[Begin]

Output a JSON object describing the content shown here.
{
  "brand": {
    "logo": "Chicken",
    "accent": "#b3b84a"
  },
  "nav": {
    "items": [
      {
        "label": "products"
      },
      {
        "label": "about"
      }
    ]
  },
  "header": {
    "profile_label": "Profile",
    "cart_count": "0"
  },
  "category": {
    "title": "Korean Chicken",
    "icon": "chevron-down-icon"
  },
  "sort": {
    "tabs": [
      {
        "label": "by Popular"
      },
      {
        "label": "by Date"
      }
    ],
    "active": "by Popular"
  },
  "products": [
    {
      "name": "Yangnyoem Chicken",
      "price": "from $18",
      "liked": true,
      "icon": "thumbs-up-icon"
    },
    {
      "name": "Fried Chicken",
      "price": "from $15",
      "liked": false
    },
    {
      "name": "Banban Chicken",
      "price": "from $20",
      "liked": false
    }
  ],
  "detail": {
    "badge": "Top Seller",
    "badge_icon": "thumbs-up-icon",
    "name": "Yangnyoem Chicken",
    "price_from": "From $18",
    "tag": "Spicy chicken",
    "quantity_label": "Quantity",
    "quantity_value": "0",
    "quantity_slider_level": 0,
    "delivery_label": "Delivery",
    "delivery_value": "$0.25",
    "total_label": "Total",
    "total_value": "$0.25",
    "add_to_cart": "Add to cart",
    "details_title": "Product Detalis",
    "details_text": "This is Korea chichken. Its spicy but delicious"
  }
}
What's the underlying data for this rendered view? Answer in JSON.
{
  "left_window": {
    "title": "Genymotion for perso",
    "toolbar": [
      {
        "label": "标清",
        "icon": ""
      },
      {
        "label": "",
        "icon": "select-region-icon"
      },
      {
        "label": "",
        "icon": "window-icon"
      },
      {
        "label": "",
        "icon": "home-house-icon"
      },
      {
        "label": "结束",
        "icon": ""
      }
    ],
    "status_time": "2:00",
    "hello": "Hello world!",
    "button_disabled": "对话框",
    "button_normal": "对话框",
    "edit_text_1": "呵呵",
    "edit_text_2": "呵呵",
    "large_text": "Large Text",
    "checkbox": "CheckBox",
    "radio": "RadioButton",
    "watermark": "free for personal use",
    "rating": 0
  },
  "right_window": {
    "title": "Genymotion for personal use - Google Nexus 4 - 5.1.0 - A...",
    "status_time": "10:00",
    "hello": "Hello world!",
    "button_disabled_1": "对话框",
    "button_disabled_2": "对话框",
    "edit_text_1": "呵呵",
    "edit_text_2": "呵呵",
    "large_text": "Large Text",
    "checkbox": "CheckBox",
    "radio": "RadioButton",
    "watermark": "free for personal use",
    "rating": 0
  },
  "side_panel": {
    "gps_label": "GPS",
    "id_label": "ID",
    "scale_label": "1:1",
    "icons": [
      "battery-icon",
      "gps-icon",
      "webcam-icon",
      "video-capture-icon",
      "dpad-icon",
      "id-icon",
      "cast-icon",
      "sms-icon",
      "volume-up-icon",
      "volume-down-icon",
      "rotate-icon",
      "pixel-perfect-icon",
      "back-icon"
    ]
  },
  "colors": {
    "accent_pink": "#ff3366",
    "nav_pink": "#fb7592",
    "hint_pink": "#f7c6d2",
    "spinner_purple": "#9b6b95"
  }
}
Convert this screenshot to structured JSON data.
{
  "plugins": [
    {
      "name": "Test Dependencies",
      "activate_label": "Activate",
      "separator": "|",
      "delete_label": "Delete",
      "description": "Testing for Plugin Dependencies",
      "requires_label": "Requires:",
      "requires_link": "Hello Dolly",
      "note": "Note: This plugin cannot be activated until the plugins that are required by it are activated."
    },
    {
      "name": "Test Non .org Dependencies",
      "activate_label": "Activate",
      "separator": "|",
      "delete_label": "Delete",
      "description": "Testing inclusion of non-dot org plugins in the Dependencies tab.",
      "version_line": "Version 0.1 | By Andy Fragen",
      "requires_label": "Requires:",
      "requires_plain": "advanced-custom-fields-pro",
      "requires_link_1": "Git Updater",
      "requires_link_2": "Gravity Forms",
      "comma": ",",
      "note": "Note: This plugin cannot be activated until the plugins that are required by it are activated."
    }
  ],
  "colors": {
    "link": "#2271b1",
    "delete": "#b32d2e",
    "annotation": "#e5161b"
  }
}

[End]

Exercise objective:
Look over the records above and copy each line that includes the string "description".

Response to the exercise:
      "description": "Testing for Plugin Dependencies",
      "description": "Testing inclusion of non-dot org plugins in the Dependencies tab.",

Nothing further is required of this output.